Figure dataset records:
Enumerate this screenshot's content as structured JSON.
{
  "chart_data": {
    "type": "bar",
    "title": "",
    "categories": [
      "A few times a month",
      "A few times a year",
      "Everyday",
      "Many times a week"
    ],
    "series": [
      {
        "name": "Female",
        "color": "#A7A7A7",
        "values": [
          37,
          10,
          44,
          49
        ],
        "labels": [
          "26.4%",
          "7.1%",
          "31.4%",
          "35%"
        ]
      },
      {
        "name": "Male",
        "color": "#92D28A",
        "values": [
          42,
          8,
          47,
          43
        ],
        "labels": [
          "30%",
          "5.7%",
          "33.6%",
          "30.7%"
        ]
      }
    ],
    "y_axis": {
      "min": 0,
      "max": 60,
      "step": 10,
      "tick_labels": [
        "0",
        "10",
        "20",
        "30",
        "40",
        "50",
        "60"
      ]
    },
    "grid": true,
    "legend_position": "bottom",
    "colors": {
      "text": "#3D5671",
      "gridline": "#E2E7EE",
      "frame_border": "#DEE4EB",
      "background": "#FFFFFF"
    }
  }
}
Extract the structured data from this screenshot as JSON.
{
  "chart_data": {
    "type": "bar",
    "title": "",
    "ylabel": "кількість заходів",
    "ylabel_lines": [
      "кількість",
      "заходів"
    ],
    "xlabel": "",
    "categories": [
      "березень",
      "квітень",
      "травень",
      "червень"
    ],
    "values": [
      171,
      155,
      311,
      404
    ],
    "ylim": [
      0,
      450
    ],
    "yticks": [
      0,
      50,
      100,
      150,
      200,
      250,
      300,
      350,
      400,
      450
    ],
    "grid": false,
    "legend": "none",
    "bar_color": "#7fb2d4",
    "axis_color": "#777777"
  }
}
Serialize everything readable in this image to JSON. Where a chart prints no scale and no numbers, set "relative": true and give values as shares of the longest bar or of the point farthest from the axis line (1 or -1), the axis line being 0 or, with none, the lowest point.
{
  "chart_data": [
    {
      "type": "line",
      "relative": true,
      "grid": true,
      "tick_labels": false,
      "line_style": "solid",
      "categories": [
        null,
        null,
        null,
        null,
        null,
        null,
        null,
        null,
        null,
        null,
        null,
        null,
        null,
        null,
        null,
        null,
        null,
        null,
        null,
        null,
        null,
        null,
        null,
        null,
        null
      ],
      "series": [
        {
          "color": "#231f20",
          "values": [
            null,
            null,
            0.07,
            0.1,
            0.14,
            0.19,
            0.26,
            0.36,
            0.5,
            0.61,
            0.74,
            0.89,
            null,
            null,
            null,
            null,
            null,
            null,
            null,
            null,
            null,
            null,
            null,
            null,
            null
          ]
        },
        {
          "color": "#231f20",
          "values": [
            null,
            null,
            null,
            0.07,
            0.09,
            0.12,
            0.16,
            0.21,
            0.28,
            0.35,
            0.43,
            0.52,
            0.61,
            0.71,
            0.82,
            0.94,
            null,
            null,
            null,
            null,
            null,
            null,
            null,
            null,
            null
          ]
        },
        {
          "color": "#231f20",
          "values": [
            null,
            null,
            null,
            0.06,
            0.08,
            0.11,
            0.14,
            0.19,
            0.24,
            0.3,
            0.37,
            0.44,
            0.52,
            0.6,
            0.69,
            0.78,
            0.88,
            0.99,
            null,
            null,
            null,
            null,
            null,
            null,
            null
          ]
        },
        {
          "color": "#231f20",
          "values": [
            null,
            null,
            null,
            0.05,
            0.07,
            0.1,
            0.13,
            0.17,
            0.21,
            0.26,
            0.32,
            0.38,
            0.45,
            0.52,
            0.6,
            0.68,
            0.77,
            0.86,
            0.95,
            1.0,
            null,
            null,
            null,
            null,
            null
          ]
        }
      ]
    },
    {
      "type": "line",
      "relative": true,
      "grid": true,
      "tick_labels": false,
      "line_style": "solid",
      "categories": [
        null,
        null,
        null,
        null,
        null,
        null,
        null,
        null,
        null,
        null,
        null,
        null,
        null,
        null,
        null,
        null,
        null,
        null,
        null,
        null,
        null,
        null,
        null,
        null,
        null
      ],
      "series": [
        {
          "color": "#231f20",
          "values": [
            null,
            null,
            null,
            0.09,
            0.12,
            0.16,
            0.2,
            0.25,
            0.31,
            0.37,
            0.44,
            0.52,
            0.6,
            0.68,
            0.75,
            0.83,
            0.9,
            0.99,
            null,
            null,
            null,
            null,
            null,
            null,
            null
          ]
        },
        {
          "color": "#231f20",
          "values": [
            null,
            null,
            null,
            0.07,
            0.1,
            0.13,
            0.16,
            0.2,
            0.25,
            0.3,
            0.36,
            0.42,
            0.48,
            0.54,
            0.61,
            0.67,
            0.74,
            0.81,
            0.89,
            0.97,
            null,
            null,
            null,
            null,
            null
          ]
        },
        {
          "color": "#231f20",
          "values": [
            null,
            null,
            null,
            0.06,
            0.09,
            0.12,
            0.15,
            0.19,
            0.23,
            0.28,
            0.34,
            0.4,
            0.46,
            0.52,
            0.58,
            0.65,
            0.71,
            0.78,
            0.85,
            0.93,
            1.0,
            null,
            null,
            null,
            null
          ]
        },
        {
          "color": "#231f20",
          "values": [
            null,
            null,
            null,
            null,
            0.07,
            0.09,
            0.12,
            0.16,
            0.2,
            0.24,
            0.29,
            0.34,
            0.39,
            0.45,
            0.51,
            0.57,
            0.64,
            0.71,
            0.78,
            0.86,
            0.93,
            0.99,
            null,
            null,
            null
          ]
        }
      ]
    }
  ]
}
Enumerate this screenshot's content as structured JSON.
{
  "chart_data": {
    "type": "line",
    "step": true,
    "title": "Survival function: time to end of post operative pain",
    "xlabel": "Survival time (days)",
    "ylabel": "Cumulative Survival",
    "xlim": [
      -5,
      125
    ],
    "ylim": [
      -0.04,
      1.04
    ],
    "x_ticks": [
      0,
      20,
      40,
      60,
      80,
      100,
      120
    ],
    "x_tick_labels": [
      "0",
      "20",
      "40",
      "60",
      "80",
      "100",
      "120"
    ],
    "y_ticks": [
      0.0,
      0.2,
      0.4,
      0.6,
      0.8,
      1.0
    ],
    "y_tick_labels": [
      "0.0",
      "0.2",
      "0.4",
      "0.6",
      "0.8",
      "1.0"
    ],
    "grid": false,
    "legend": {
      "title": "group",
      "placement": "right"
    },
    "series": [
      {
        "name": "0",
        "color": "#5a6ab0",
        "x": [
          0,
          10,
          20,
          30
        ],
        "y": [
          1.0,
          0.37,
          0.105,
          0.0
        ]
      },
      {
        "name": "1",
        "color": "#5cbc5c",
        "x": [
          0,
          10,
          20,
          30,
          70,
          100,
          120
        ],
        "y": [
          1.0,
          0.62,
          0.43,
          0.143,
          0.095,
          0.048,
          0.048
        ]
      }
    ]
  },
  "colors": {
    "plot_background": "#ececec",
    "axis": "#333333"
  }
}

- PROBLEM TO WORK ON
Exactly how many lines contain "none"? State the number and nothing else.

- OUTPUT
2